[BEGIN Records]

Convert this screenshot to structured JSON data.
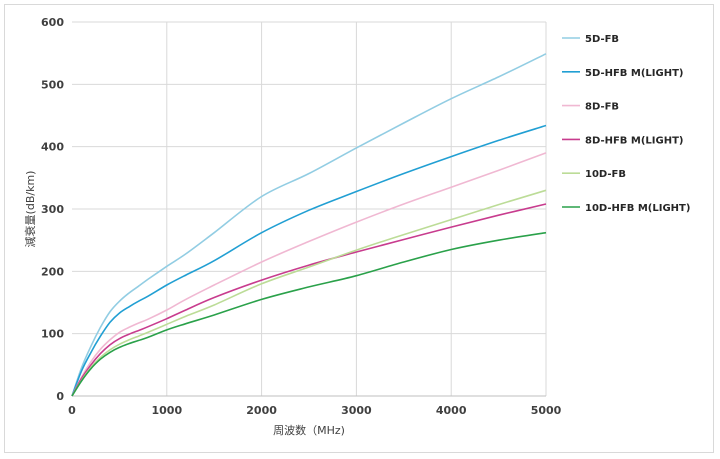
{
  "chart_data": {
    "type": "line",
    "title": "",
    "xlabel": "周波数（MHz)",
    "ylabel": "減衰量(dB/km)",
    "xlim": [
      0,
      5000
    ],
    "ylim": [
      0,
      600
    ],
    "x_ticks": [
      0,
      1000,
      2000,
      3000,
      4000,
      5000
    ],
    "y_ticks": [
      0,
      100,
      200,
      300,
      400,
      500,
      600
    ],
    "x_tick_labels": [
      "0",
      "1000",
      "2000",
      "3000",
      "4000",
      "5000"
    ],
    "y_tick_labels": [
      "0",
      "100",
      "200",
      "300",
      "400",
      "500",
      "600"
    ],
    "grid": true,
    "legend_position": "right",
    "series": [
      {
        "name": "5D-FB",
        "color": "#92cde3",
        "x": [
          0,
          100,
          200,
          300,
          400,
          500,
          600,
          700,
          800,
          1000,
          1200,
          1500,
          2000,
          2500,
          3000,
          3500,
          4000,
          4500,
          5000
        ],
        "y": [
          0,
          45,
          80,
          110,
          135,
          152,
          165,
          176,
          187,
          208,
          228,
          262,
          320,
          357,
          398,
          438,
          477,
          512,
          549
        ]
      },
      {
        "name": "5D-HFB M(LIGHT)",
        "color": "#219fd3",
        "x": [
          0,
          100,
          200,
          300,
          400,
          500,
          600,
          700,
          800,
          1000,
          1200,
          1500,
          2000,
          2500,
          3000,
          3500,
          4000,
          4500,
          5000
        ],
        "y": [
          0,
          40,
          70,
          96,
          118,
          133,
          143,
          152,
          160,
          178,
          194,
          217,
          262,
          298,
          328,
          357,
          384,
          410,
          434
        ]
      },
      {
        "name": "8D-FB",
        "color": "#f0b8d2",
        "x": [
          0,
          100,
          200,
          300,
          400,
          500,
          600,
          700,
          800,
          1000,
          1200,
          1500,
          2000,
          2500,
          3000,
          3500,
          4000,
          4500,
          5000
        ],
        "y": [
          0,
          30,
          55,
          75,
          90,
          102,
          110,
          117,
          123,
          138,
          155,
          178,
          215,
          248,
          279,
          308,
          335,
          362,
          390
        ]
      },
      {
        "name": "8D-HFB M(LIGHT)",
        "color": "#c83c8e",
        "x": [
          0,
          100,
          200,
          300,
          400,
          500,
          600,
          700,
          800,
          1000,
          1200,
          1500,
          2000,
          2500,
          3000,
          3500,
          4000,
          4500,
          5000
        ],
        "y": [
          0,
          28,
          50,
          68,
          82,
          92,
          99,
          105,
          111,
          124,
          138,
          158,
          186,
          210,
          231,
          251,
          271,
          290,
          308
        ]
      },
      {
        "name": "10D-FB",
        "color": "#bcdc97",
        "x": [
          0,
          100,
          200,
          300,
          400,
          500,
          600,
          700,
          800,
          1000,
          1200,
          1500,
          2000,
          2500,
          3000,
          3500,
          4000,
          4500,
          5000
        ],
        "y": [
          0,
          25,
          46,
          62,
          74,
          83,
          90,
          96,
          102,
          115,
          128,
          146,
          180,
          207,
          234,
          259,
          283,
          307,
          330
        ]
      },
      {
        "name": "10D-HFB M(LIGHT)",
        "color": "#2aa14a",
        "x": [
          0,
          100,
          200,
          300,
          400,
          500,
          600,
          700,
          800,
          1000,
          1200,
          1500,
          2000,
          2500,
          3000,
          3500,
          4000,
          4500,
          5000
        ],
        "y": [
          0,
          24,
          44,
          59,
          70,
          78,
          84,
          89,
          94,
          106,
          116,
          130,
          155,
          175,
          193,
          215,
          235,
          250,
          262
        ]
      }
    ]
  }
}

[END Records]

■ **Exercise details**:
Gather and return every line that holds the string "name".

■ **Exercise response**:
        "name": "5D-FB",
        "name": "5D-HFB M(LIGHT)",
        "name": "8D-FB",
        "name": "8D-HFB M(LIGHT)",
        "name": "10D-FB",
        "name": "10D-HFB M(LIGHT)",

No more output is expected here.